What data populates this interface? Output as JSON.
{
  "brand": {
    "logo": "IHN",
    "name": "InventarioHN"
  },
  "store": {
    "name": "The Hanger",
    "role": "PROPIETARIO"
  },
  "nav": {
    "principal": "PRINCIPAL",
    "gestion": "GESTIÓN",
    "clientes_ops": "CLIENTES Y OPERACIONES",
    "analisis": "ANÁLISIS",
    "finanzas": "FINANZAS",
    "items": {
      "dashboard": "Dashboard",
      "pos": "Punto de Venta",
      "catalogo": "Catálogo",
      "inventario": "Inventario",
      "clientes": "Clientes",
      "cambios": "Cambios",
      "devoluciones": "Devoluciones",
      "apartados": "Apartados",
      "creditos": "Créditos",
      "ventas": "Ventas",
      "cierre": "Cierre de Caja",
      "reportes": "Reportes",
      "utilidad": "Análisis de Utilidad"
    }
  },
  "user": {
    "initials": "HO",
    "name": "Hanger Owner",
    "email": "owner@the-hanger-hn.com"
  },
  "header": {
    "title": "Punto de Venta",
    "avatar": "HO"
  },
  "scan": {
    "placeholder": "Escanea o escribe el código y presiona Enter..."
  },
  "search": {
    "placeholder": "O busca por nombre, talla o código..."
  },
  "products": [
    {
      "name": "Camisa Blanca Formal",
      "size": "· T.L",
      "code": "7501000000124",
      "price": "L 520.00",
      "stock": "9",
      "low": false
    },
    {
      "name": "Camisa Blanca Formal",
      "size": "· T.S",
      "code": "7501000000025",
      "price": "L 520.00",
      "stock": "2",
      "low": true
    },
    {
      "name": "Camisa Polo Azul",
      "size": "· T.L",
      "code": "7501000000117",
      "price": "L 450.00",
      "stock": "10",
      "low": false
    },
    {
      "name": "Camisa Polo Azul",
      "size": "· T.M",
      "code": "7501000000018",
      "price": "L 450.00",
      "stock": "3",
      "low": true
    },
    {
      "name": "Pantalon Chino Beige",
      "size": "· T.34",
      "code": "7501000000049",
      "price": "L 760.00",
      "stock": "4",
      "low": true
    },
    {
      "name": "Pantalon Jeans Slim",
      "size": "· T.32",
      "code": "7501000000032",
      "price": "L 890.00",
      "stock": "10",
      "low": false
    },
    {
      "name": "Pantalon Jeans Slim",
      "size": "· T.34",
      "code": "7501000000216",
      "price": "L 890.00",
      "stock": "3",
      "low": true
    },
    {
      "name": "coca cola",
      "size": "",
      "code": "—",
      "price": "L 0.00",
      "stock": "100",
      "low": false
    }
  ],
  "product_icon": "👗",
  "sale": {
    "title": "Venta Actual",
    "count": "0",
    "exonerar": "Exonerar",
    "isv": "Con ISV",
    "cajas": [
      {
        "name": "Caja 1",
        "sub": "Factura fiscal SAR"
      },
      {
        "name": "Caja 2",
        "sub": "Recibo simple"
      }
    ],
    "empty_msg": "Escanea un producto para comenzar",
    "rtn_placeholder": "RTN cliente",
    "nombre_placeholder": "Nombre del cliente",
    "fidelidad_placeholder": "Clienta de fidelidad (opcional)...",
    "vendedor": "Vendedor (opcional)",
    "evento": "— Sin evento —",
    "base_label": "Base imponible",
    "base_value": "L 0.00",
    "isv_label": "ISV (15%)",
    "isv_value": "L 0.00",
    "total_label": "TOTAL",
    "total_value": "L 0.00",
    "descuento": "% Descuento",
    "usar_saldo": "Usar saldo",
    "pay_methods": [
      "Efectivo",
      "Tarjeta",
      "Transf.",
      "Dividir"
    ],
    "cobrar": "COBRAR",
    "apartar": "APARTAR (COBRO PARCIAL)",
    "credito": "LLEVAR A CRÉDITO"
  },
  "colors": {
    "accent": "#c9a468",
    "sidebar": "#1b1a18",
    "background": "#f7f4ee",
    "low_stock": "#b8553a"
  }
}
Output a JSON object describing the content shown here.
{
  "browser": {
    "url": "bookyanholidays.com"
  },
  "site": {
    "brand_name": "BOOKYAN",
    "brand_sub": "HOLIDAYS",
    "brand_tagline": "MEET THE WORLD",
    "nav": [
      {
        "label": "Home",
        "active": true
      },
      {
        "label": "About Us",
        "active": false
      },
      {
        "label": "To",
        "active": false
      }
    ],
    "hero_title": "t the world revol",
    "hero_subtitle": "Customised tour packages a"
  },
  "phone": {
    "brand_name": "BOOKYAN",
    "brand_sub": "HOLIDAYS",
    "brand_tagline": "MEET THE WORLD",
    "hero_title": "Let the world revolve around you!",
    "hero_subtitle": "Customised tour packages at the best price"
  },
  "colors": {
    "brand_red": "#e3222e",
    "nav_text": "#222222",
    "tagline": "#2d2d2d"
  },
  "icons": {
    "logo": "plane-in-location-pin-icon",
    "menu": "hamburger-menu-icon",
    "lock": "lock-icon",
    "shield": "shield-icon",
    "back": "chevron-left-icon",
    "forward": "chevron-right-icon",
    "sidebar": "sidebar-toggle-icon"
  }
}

++++++++

» Given task:
Extract every record and return it verbatim.

» Response to this exercise:
What data populates this interface? Output as JSON.
{
  "brand": {
    "logo": "IHN",
    "name": "InventarioHN"
  },
  "store": {
    "name": "The Hanger",
    "role": "PROPIETARIO"
  },
  "nav": {
    "principal": "PRINCIPAL",
    "gestion": "GESTIÓN",
    "clientes_ops": "CLIENTES Y OPERACIONES",
    "analisis": "ANÁLISIS",
    "finanzas": "FINANZAS",
    "items": {
      "dashboard": "Dashboard",
      "pos": "Punto de Venta",
      "catalogo": "Catálogo",
      "inventario": "Inventario",
      "clientes": "Clientes",
      "cambios": "Cambios",
      "devoluciones": "Devoluciones",
      "apartados": "Apartados",
      "creditos": "Créditos",
      "ventas": "Ventas",
      "cierre": "Cierre de Caja",
      "reportes": "Reportes",
      "utilidad": "Análisis de Utilidad"
    }
  },
  "user": {
    "initials": "HO",
    "name": "Hanger Owner",
    "email": "owner@the-hanger-hn.com"
  },
  "header": {
    "title": "Punto de Venta",
    "avatar": "HO"
  },
  "scan": {
    "placeholder": "Escanea o escribe el código y presiona Enter..."
  },
  "search": {
    "placeholder": "O busca por nombre, talla o código..."
  },
  "products": [
    {
      "name": "Camisa Blanca Formal",
      "size": "· T.L",
      "code": "7501000000124",
      "price": "L 520.00",
      "stock": "9",
      "low": false
    },
    {
      "name": "Camisa Blanca Formal",
      "size": "· T.S",
      "code": "7501000000025",
      "price": "L 520.00",
      "stock": "2",
      "low": true
    },
    {
      "name": "Camisa Polo Azul",
      "size": "· T.L",
      "code": "7501000000117",
      "price": "L 450.00",
      "stock": "10",
      "low": false
    },
    {
      "name": "Camisa Polo Azul",
      "size": "· T.M",
      "code": "7501000000018",
      "price": "L 450.00",
      "stock": "3",
      "low": true
    },
    {
      "name": "Pantalon Chino Beige",
      "size": "· T.34",
      "code": "7501000000049",
      "price": "L 760.00",
      "stock": "4",
      "low": true
    },
    {
      "name": "Pantalon Jeans Slim",
      "size": "· T.32",
      "code": "7501000000032",
      "price": "L 890.00",
      "stock": "10",
      "low": false
    },
    {
      "name": "Pantalon Jeans Slim",
      "size": "· T.34",
      "code": "7501000000216",
      "price": "L 890.00",
      "stock": "3",
      "low": true
    },
    {
      "name": "coca cola",
      "size": "",
      "code": "—",
      "price": "L 0.00",
      "stock": "100",
      "low": false
    }
  ],
  "product_icon": "👗",
  "sale": {
    "title": "Venta Actual",
    "count": "0",
    "exonerar": "Exonerar",
    "isv": "Con ISV",
    "cajas": [
      {
        "name": "Caja 1",
        "sub": "Factura fiscal SAR"
      },
      {
        "name": "Caja 2",
        "sub": "Recibo simple"
      }
    ],
    "empty_msg": "Escanea un producto para comenzar",
    "rtn_placeholder": "RTN cliente",
    "nombre_placeholder": "Nombre del cliente",
    "fidelidad_placeholder": "Clienta de fidelidad (opcional)...",
    "vendedor": "Vendedor (opcional)",
    "evento": "— Sin evento —",
    "base_label": "Base imponible",
    "base_value": "L 0.00",
    "isv_label": "ISV (15%)",
    "isv_value": "L 0.00",
    "total_label": "TOTAL",
    "total_value": "L 0.00",
    "descuento": "% Descuento",
    "usar_saldo": "Usar saldo",
    "pay_methods": [
      "Efectivo",
      "Tarjeta",
      "Transf.",
      "Dividir"
    ],
    "cobrar": "COBRAR",
    "apartar": "APARTAR (COBRO PARCIAL)",
    "credito": "LLEVAR A CRÉDITO"
  },
  "colors": {
    "accent": "#c9a468",
    "sidebar": "#1b1a18",
    "background": "#f7f4ee",
    "low_stock": "#b8553a"
  }
}
Output a JSON object describing the content shown here.
{
  "browser": {
    "url": "bookyanholidays.com"
  },
  "site": {
    "brand_name": "BOOKYAN",
    "brand_sub": "HOLIDAYS",
    "brand_tagline": "MEET THE WORLD",
    "nav": [
      {
        "label": "Home",
        "active": true
      },
      {
        "label": "About Us",
        "active": false
      },
      {
        "label": "To",
        "active": false
      }
    ],
    "hero_title": "t the world revol",
    "hero_subtitle": "Customised tour packages a"
  },
  "phone": {
    "brand_name": "BOOKYAN",
    "brand_sub": "HOLIDAYS",
    "brand_tagline": "MEET THE WORLD",
    "hero_title": "Let the world revolve around you!",
    "hero_subtitle": "Customised tour packages at the best price"
  },
  "colors": {
    "brand_red": "#e3222e",
    "nav_text": "#222222",
    "tagline": "#2d2d2d"
  },
  "icons": {
    "logo": "plane-in-location-pin-icon",
    "menu": "hamburger-menu-icon",
    "lock": "lock-icon",
    "shield": "shield-icon",
    "back": "chevron-left-icon",
    "forward": "chevron-right-icon",
    "sidebar": "sidebar-toggle-icon"
  }
}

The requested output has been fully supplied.